**INSTRUCTIONS FOR THE TASK**
Wherever the string "workbook" shows up in a line, count that line. Give the total alone.

**EXTRACTED INFORMATION**
================
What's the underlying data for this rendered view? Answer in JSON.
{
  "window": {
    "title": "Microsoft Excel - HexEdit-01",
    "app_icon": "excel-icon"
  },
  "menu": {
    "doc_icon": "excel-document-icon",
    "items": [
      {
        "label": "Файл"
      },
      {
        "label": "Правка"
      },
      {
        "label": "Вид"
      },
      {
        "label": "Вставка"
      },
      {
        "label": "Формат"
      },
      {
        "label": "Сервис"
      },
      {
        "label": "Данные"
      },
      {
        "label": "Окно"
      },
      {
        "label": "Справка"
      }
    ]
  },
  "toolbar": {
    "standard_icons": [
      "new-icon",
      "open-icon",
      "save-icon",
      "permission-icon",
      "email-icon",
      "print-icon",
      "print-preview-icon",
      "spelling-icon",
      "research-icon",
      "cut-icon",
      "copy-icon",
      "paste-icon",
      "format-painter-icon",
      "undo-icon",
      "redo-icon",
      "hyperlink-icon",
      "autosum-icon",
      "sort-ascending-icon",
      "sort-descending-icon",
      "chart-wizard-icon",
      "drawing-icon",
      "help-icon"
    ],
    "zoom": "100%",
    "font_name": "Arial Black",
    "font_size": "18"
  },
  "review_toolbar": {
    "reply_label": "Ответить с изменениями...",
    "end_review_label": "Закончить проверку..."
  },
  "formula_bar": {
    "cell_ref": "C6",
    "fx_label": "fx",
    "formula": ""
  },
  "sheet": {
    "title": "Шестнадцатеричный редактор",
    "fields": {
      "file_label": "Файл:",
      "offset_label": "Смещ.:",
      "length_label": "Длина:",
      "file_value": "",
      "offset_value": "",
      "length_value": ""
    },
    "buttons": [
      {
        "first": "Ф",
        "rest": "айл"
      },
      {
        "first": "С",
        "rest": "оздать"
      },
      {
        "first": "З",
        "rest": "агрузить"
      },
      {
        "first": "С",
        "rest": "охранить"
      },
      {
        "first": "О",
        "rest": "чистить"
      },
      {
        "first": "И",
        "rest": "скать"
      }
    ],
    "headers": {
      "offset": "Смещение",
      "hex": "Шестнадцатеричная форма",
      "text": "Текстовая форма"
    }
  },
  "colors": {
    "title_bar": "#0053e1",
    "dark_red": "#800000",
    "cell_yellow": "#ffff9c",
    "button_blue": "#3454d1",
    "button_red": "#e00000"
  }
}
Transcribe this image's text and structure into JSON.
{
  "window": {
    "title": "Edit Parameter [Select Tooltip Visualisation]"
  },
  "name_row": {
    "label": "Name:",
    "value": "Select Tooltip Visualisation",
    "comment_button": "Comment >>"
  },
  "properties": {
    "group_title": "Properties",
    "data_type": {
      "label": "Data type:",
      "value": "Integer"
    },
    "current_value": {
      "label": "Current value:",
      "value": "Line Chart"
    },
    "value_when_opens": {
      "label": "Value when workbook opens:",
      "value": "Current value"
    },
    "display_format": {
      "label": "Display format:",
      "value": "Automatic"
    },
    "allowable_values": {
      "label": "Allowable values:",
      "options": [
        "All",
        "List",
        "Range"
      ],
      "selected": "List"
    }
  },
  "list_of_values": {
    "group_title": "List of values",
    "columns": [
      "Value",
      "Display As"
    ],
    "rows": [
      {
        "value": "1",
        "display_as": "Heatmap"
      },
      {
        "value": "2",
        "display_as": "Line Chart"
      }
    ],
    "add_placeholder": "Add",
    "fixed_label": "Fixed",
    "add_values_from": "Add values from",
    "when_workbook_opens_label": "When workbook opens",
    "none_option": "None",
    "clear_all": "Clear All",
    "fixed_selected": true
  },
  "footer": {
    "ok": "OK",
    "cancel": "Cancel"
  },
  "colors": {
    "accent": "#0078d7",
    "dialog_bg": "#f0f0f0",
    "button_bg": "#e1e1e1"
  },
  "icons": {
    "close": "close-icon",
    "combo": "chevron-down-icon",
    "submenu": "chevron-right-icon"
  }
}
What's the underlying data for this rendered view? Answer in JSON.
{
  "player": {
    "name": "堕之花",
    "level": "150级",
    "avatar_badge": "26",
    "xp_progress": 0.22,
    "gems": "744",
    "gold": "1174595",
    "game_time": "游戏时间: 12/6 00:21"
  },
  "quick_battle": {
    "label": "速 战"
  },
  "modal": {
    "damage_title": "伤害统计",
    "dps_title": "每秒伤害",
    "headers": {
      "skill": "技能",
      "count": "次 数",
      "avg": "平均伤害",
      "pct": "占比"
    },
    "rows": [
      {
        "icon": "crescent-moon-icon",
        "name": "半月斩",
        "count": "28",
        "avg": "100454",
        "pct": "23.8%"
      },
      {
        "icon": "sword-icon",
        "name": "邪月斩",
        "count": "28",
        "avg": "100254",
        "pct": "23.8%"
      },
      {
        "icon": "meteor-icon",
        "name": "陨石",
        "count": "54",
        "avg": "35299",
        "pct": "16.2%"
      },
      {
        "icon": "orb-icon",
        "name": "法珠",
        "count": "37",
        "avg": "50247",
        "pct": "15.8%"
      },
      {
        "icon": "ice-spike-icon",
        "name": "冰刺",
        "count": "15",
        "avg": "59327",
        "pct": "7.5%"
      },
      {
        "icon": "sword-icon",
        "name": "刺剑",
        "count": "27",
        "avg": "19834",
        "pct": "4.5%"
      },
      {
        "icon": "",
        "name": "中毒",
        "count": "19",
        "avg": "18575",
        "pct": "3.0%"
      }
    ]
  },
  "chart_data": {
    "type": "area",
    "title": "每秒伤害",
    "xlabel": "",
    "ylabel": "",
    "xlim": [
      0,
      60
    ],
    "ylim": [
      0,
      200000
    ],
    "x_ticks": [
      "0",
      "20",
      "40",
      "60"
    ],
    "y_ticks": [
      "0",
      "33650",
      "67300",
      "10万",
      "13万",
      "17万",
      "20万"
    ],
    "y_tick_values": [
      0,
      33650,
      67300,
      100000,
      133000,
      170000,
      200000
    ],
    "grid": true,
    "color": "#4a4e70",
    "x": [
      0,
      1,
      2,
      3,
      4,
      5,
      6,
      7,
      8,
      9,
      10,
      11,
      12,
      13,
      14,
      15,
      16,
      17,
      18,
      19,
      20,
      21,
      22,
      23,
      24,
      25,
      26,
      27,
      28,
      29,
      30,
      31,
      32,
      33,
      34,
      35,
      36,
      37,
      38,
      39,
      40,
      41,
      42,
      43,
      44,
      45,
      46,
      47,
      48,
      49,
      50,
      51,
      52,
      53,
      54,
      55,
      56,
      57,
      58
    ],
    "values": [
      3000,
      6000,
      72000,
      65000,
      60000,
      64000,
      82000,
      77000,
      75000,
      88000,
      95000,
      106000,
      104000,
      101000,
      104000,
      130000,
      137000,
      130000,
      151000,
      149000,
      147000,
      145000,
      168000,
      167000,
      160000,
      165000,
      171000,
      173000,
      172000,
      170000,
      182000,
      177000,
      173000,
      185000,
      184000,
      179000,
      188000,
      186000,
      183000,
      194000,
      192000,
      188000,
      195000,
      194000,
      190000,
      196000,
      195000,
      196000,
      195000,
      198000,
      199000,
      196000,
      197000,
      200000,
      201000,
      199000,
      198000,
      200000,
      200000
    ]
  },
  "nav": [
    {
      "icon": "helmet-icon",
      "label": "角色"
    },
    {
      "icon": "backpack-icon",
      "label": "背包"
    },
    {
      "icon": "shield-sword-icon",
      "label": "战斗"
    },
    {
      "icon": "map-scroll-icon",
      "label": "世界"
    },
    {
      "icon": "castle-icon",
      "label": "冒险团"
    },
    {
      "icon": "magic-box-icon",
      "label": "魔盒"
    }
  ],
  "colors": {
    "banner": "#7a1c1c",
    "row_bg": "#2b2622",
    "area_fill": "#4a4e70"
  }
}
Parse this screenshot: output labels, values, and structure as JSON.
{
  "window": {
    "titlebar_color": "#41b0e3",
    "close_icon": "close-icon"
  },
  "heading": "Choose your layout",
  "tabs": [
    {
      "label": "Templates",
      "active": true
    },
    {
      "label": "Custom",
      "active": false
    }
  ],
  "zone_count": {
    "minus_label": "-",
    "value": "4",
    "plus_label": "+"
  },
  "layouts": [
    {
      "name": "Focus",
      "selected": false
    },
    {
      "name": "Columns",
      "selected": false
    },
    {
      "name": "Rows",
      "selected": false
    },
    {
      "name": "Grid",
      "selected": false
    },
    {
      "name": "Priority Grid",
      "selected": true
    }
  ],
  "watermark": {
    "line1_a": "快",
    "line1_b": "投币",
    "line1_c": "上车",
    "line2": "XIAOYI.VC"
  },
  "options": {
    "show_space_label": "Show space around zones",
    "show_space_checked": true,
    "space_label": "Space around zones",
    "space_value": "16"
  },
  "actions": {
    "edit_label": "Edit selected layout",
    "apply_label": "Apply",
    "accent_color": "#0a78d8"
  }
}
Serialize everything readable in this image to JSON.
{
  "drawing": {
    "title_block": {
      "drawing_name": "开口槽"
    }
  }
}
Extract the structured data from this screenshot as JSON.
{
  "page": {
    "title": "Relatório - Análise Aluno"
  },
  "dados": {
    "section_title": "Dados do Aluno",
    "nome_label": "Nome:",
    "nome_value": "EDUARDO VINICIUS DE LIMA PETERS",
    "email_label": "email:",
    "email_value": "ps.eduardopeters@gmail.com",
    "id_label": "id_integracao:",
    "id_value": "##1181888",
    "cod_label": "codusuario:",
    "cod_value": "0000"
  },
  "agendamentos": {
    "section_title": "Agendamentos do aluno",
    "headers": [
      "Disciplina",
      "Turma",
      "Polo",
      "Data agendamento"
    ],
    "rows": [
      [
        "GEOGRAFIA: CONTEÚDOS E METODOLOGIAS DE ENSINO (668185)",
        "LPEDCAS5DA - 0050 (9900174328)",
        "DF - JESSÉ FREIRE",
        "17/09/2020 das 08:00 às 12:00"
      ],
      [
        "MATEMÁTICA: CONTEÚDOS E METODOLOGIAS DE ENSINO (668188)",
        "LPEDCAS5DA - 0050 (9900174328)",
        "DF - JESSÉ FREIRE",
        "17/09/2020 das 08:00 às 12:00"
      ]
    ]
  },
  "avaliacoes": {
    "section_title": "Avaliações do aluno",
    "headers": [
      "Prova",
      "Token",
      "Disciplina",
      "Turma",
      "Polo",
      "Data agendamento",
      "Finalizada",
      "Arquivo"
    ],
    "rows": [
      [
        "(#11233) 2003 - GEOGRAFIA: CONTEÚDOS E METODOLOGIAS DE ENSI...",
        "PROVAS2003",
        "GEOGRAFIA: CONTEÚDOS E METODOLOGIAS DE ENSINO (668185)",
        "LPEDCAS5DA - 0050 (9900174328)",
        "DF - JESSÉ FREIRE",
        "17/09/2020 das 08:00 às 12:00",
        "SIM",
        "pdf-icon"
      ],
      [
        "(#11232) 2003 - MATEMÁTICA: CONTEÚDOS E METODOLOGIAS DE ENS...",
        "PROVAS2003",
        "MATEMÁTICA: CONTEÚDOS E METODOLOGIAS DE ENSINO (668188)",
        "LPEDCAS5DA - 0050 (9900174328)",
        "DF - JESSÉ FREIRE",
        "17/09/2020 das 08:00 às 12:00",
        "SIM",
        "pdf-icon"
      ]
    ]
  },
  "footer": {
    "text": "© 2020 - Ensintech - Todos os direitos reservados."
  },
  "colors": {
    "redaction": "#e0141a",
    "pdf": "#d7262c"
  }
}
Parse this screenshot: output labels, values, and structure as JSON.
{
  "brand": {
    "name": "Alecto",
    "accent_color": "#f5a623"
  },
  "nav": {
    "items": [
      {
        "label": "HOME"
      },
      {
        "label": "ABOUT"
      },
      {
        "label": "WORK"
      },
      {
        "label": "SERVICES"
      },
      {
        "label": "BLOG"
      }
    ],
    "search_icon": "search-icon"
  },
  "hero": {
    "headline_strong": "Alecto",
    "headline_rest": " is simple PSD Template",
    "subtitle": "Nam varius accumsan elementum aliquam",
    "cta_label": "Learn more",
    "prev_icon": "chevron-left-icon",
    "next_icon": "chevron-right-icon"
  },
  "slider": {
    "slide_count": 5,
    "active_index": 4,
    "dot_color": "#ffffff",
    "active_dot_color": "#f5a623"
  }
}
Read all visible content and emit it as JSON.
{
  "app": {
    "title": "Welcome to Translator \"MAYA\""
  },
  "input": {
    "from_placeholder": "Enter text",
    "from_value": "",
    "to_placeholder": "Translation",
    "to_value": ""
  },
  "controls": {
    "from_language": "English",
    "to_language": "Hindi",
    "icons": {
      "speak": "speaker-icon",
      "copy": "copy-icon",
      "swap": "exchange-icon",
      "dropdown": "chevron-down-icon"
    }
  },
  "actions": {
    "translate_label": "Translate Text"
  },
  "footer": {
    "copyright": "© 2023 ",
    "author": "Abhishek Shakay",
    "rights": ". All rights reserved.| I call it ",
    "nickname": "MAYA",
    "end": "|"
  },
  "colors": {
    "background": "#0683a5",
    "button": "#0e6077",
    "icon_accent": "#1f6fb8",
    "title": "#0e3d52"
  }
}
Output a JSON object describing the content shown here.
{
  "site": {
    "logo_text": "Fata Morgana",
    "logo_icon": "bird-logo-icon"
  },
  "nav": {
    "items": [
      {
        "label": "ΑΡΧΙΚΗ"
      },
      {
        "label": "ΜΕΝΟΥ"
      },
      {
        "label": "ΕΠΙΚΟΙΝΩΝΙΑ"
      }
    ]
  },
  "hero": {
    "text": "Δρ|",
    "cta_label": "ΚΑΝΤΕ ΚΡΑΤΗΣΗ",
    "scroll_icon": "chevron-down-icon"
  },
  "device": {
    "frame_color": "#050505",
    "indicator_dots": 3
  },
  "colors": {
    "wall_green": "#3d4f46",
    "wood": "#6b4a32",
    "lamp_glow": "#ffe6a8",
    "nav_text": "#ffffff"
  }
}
================
**FULL RESPONSE**
2